# EXERCISE:
Your task is to print the material below exactly as presented.

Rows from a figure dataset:
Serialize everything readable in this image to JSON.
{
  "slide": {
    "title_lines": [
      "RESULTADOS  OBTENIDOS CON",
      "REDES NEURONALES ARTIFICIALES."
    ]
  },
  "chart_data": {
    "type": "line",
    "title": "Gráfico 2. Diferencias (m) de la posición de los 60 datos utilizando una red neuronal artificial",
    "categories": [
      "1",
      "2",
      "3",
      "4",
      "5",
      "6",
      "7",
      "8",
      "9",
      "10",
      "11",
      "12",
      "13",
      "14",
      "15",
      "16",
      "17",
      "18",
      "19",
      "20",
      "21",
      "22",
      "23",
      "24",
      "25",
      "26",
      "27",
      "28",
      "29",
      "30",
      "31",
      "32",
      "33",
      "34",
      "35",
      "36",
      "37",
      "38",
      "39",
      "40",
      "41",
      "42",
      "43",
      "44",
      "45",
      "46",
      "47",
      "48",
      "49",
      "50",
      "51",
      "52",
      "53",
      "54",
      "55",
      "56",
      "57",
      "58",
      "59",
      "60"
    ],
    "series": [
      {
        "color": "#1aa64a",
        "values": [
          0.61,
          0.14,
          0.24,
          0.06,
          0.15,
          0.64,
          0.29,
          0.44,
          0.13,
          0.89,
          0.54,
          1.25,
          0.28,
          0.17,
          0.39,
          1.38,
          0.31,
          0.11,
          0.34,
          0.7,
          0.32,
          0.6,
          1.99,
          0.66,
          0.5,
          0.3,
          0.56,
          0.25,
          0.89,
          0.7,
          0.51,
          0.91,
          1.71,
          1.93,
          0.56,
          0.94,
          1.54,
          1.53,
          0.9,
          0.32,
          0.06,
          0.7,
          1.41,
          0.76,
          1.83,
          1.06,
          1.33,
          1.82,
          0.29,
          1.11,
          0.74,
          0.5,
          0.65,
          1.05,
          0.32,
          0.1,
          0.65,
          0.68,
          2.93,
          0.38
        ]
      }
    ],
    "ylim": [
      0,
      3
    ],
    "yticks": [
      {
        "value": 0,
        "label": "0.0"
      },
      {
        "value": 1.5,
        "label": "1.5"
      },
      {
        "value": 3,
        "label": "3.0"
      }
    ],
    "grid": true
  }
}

# THE COMPLETED TASK:
Serialize everything readable in this image to JSON.
{
  "slide": {
    "title_lines": [
      "RESULTADOS  OBTENIDOS CON",
      "REDES NEURONALES ARTIFICIALES."
    ]
  },
  "chart_data": {
    "type": "line",
    "title": "Gráfico 2. Diferencias (m) de la posición de los 60 datos utilizando una red neuronal artificial",
    "categories": [
      "1",
      "2",
      "3",
      "4",
      "5",
      "6",
      "7",
      "8",
      "9",
      "10",
      "11",
      "12",
      "13",
      "14",
      "15",
      "16",
      "17",
      "18",
      "19",
      "20",
      "21",
      "22",
      "23",
      "24",
      "25",
      "26",
      "27",
      "28",
      "29",
      "30",
      "31",
      "32",
      "33",
      "34",
      "35",
      "36",
      "37",
      "38",
      "39",
      "40",
      "41",
      "42",
      "43",
      "44",
      "45",
      "46",
      "47",
      "48",
      "49",
      "50",
      "51",
      "52",
      "53",
      "54",
      "55",
      "56",
      "57",
      "58",
      "59",
      "60"
    ],
    "series": [
      {
        "color": "#1aa64a",
        "values": [
          0.61,
          0.14,
          0.24,
          0.06,
          0.15,
          0.64,
          0.29,
          0.44,
          0.13,
          0.89,
          0.54,
          1.25,
          0.28,
          0.17,
          0.39,
          1.38,
          0.31,
          0.11,
          0.34,
          0.7,
          0.32,
          0.6,
          1.99,
          0.66,
          0.5,
          0.3,
          0.56,
          0.25,
          0.89,
          0.7,
          0.51,
          0.91,
          1.71,
          1.93,
          0.56,
          0.94,
          1.54,
          1.53,
          0.9,
          0.32,
          0.06,
          0.7,
          1.41,
          0.76,
          1.83,
          1.06,
          1.33,
          1.82,
          0.29,
          1.11,
          0.74,
          0.5,
          0.65,
          1.05,
          0.32,
          0.1,
          0.65,
          0.68,
          2.93,
          0.38
        ]
      }
    ],
    "ylim": [
      0,
      3
    ],
    "yticks": [
      {
        "value": 0,
        "label": "0.0"
      },
      {
        "value": 1.5,
        "label": "1.5"
      },
      {
        "value": 3,
        "label": "3.0"
      }
    ],
    "grid": true
  }
}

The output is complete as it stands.